Tasks to carry out:
- A) Copy the stretch of the triangle angle proof from "If $A, B$ and" through "triangle \( A B C \)." word for word.
- B) List every section heading that ends with a colon in the triangle angle proof.

Selected text:
If $A, B$ and $C$ are interior angles of a triangle $ABC$, then show that: $sin\ (\frac{B+C}{2}) = cos\ \frac{A}{2}$

AcademicMathematicsNCERTClass 10

Given:

\( A, B, C \), are the interior angles of a triangle \( A B C \).

To do:

We have to show that \( \sin \left(\frac{B+C}{2}\right)=\cos \frac{A}{2} \).

Solution:  

We know that,

$sin\ (90^{\circ}- \theta) = cos\ \theta$

Sum of the angles in a triangle is $180^{\circ}$.

Raw data:
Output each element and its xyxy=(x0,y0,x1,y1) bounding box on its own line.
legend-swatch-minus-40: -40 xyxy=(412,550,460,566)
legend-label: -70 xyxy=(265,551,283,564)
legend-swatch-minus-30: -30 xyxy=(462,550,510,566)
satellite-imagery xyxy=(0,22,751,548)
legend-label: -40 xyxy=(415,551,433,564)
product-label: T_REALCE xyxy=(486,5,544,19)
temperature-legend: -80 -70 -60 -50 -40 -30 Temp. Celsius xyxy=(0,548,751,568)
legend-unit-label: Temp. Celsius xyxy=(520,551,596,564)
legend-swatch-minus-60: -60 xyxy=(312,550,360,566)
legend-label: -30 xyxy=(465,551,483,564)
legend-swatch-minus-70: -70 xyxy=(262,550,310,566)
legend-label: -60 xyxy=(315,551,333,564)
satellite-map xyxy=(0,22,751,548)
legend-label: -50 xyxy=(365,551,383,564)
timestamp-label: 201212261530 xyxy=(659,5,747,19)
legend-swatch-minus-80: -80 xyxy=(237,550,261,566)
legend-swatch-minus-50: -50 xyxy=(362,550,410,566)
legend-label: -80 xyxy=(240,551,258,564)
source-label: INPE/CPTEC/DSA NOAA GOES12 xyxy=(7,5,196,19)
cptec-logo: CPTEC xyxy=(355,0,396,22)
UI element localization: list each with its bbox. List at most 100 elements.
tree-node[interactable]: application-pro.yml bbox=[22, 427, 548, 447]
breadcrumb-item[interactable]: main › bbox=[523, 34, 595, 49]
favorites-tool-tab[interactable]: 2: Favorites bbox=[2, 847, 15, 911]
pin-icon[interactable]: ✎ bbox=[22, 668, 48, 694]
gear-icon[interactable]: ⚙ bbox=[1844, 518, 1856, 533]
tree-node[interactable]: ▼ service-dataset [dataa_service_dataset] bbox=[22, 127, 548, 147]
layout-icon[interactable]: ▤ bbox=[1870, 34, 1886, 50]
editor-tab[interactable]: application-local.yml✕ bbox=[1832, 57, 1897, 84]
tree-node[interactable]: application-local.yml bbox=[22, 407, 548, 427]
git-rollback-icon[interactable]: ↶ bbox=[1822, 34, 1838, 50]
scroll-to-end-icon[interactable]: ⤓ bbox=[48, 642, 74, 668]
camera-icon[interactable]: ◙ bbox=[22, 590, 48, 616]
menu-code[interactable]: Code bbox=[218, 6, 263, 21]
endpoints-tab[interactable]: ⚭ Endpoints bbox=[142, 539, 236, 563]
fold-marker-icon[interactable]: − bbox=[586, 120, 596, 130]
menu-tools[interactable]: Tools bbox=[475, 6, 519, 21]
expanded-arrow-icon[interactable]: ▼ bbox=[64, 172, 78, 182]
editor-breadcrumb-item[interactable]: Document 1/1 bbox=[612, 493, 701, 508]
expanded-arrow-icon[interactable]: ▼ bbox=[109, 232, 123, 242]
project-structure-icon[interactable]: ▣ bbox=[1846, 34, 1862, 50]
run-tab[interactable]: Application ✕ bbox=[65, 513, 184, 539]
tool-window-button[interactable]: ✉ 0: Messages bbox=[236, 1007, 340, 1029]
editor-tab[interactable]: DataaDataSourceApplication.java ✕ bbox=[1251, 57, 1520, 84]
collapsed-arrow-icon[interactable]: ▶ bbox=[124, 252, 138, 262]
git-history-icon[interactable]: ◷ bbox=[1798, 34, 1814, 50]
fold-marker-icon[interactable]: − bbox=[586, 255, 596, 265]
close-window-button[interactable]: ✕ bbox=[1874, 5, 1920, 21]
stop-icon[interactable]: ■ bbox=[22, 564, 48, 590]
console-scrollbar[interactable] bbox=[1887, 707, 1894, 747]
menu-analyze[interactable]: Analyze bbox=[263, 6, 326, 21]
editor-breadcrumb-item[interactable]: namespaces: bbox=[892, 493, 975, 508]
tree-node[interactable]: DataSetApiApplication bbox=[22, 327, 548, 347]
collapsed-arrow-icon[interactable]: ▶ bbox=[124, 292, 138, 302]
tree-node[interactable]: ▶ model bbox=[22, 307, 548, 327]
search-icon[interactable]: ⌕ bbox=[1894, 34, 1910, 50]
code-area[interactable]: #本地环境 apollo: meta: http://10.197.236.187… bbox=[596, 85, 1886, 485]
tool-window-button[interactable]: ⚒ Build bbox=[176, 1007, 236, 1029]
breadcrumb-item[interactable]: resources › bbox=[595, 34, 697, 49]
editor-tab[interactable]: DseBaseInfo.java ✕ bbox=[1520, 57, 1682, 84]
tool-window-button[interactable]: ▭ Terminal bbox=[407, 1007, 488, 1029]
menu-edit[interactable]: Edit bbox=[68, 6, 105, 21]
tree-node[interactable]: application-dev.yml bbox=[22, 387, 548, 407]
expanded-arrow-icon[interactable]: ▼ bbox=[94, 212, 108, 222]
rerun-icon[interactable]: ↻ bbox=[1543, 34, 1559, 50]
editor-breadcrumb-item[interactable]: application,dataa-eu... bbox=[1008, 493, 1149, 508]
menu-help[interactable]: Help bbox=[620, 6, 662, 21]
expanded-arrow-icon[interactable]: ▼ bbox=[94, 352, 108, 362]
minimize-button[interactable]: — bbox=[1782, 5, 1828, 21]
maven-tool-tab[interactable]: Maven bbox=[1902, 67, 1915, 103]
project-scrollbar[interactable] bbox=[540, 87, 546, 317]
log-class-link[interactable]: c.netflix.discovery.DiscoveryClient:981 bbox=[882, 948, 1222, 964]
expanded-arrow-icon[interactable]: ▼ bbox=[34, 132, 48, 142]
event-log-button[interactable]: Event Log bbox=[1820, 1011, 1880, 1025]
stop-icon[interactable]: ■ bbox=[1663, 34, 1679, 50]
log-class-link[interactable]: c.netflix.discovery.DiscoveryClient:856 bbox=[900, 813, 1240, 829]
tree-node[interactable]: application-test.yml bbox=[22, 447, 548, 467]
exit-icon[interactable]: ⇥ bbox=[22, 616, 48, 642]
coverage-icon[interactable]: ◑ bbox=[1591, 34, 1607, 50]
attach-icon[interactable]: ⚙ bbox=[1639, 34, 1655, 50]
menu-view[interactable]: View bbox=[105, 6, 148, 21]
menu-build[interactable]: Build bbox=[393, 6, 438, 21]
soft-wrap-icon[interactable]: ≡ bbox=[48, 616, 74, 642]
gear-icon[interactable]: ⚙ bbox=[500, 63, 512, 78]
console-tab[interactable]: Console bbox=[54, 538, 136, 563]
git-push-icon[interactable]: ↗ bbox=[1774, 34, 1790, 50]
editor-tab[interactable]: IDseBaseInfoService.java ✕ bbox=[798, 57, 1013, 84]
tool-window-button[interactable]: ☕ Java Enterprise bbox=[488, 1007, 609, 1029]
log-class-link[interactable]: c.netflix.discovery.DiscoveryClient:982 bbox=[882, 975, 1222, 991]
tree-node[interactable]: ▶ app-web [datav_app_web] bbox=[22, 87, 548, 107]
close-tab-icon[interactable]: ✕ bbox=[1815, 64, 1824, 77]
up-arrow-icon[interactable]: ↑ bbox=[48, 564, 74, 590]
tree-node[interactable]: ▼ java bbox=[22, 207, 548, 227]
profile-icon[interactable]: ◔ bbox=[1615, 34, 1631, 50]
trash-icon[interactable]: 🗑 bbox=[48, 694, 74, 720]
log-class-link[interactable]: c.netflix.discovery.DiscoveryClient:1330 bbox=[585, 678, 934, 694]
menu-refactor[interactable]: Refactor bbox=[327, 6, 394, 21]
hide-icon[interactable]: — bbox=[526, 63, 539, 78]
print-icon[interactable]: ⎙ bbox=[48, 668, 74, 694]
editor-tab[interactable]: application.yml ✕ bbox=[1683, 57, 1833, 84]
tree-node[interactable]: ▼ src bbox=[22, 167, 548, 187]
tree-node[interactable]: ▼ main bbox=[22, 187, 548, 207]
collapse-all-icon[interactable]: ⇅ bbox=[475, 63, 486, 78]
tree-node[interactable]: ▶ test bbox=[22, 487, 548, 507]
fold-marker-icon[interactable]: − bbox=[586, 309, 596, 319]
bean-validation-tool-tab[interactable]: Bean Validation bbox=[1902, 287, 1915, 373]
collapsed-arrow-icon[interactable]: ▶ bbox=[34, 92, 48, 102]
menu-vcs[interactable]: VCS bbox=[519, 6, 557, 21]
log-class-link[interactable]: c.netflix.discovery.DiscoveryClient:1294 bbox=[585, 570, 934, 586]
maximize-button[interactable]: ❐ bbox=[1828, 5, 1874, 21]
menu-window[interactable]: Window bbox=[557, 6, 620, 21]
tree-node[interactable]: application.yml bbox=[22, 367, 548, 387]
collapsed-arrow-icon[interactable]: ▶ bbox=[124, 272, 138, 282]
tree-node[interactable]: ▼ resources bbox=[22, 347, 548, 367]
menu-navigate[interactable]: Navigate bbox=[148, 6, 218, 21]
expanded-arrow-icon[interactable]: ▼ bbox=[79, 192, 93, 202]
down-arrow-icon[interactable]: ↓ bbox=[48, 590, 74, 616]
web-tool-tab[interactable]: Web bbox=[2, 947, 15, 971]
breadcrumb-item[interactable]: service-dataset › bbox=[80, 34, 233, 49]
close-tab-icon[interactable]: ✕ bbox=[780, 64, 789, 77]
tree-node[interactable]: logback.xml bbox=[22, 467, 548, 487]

Complete answers:
- A)
If $A, B$ and $C$ are interior angles of a triangle $ABC$, then show that: $sin\ (\frac{B+C}{2}) = cos\ \frac{A}{2}$

AcademicMathematicsNCERTClass 10

Given:

\( A, B, C \), are the interior angles of a triangle \( A B C \).

- B)
Given:
To do:
Solution: